### [Given instruction]
Exclude the pictures and retype the entries as written.

(Stored dataset items)
....................
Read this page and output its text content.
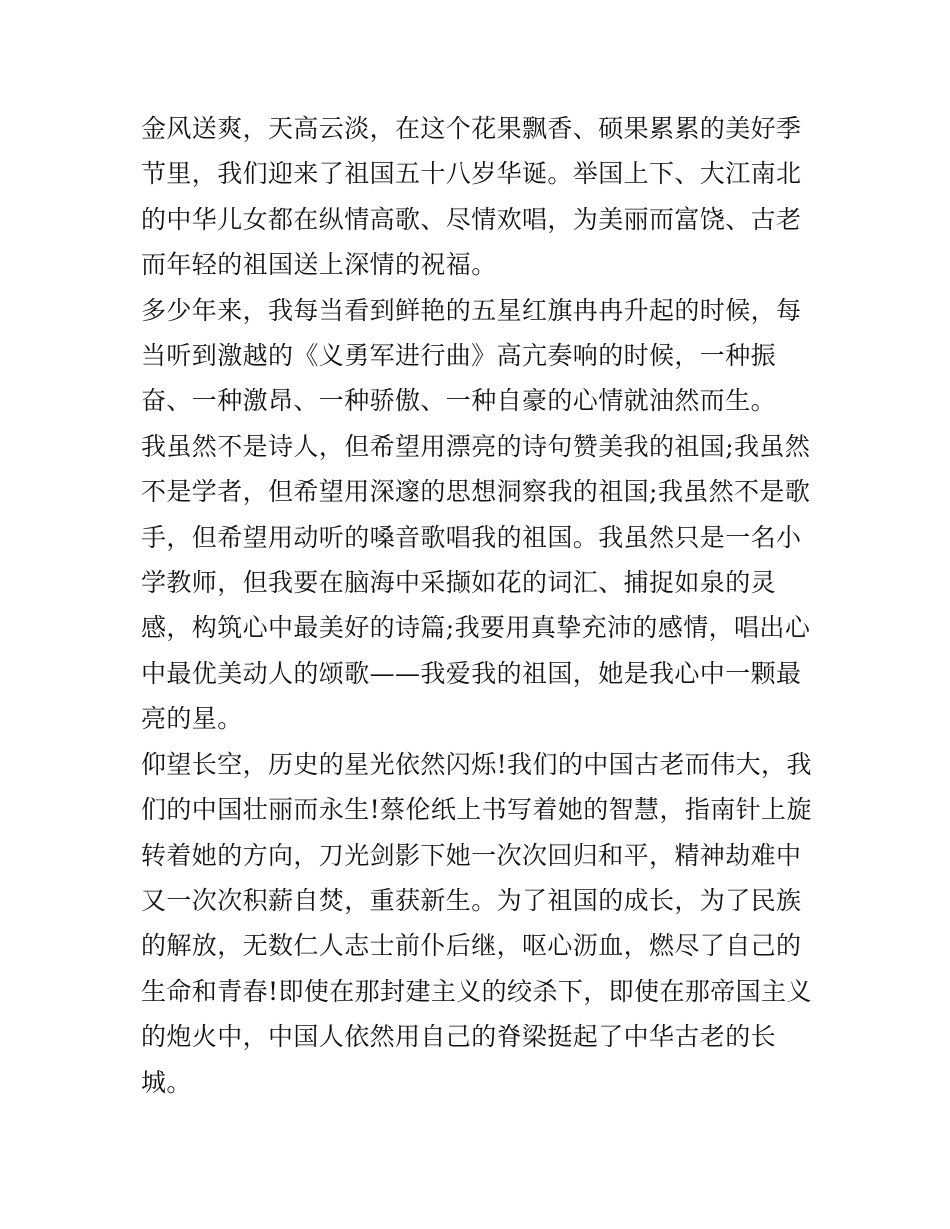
金风送爽，天高云淡，在这个花果飘香、硕果累累的美好季节里，我们迎来了祖国五十八岁华诞。举国上下、大江南北的中华儿女都在纵情高歌、尽情欢唱，为美丽而富饶、古老而年轻的祖国送上深情的祝福。

多少年来，我每当看到鲜艳的五星红旗冉冉升起的时候，每当听到激越的《义勇军进行曲》高亢奏响的时候，一种振奋、一种激昂、一种骄傲、一种自豪的心情就油然而生。

我虽然不是诗人，但希望用漂亮的诗句赞美我的祖国;我虽然不是学者，但希望用深邃的思想洞察我的祖国;我虽然不是歌手，但希望用动听的嗓音歌唱我的祖国。我虽然只是一名小学教师，但我要在脑海中采撷如花的词汇、捕捉如泉的灵感，构筑心中最美好的诗篇;我要用真挚充沛的感情，唱出心中最优美动人的颂歌——我爱我的祖国，她是我心中一颗最亮的星。

仰望长空，历史的星光依然闪烁!我们的中国古老而伟大，我们的中国壮丽而永生!蔡伦纸上书写着她的智慧，指南针上旋转着她的方向，刀光剑影下她一次次回归和平，精神劫难中又一次次积薪自焚，重获新生。为了祖国的成长，为了民族的解放，无数仁人志士前仆后继，呕心沥血，燃尽了自己的生命和青春!即使在那封建主义的绞杀下，即使在那帝国主义的炮火中，中国人依然用自己的脊梁挺起了中华古老的长城。
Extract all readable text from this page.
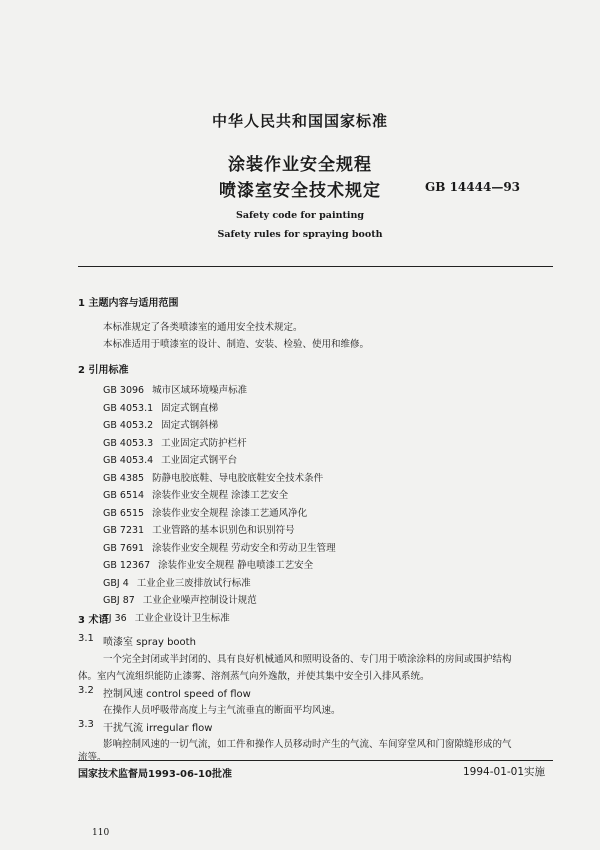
中华人民共和国国家标准
涂装作业安全规程
喷漆室安全技术规定	GB 14444—93
Safety code for painting
Safety rules for spraying booth
1 主题内容与适用范围
本标准规定了各类喷漆室的通用安全技术规定。
本标准适用于喷漆室的设计、制造、安装、检验、使用和维修。
2 引用标准
GB 3096 城市区域环境噪声标准
GB 4053.1 固定式钢直梯
GB 4053.2 固定式钢斜梯
GB 4053.3 工业固定式防护栏杆
GB 4053.4 工业固定式钢平台
GB 4385 防静电胶底鞋、导电胶底鞋安全技术条件
GB 6514 涂装作业安全规程 涂漆工艺安全
GB 6515 涂装作业安全规程 涂漆工艺通风净化
GB 7231 工业管路的基本识别色和识别符号
GB 7691 涂装作业安全规程 劳动安全和劳动卫生管理
GB 12367 涂装作业安全规程 静电喷漆工艺安全
GBJ 4 工业企业三废排放试行标准
GBJ 87 工业企业噪声控制设计规范
TJ 36 工业企业设计卫生标准
3 术语
3.1 喷漆室 spray booth
一个完全封闭或半封闭的、具有良好机械通风和照明设备的、专门用于喷涂涂料的房间或围护结构
体。室内气流组织能防止漆雾、溶剂蒸气向外逸散，并使其集中安全引入排风系统。
3.2 控制风速 control speed of flow
在操作人员呼吸带高度上与主气流垂直的断面平均风速。
3.3 干扰气流 irregular flow
影响控制风速的一切气流，如工件和操作人员移动时产生的气流、车间穿堂风和门窗隙缝形成的气
流等。
国家技术监督局1993-06-10批准	1994-01-01实施
110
....................
### [Finished exercise]
Read this page and output its text content.
金风送爽，天高云淡，在这个花果飘香、硕果累累的美好季节里，我们迎来了祖国五十八岁华诞。举国上下、大江南北的中华儿女都在纵情高歌、尽情欢唱，为美丽而富饶、古老而年轻的祖国送上深情的祝福。

多少年来，我每当看到鲜艳的五星红旗冉冉升起的时候，每当听到激越的《义勇军进行曲》高亢奏响的时候，一种振奋、一种激昂、一种骄傲、一种自豪的心情就油然而生。

我虽然不是诗人，但希望用漂亮的诗句赞美我的祖国;我虽然不是学者，但希望用深邃的思想洞察我的祖国;我虽然不是歌手，但希望用动听的嗓音歌唱我的祖国。我虽然只是一名小学教师，但我要在脑海中采撷如花的词汇、捕捉如泉的灵感，构筑心中最美好的诗篇;我要用真挚充沛的感情，唱出心中最优美动人的颂歌——我爱我的祖国，她是我心中一颗最亮的星。

仰望长空，历史的星光依然闪烁!我们的中国古老而伟大，我们的中国壮丽而永生!蔡伦纸上书写着她的智慧，指南针上旋转着她的方向，刀光剑影下她一次次回归和平，精神劫难中又一次次积薪自焚，重获新生。为了祖国的成长，为了民族的解放，无数仁人志士前仆后继，呕心沥血，燃尽了自己的生命和青春!即使在那封建主义的绞杀下，即使在那帝国主义的炮火中，中国人依然用自己的脊梁挺起了中华古老的长城。
Extract all readable text from this page.
中华人民共和国国家标准
涂装作业安全规程
喷漆室安全技术规定	GB 14444—93
Safety code for painting
Safety rules for spraying booth
1 主题内容与适用范围
本标准规定了各类喷漆室的通用安全技术规定。
本标准适用于喷漆室的设计、制造、安装、检验、使用和维修。
2 引用标准
GB 3096 城市区域环境噪声标准
GB 4053.1 固定式钢直梯
GB 4053.2 固定式钢斜梯
GB 4053.3 工业固定式防护栏杆
GB 4053.4 工业固定式钢平台
GB 4385 防静电胶底鞋、导电胶底鞋安全技术条件
GB 6514 涂装作业安全规程 涂漆工艺安全
GB 6515 涂装作业安全规程 涂漆工艺通风净化
GB 7231 工业管路的基本识别色和识别符号
GB 7691 涂装作业安全规程 劳动安全和劳动卫生管理
GB 12367 涂装作业安全规程 静电喷漆工艺安全
GBJ 4 工业企业三废排放试行标准
GBJ 87 工业企业噪声控制设计规范
TJ 36 工业企业设计卫生标准
3 术语
3.1 喷漆室 spray booth
一个完全封闭或半封闭的、具有良好机械通风和照明设备的、专门用于喷涂涂料的房间或围护结构
体。室内气流组织能防止漆雾、溶剂蒸气向外逸散，并使其集中安全引入排风系统。
3.2 控制风速 control speed of flow
在操作人员呼吸带高度上与主气流垂直的断面平均风速。
3.3 干扰气流 irregular flow
影响控制风速的一切气流，如工件和操作人员移动时产生的气流、车间穿堂风和门窗隙缝形成的气
流等。
国家技术监督局1993-06-10批准	1994-01-01实施
110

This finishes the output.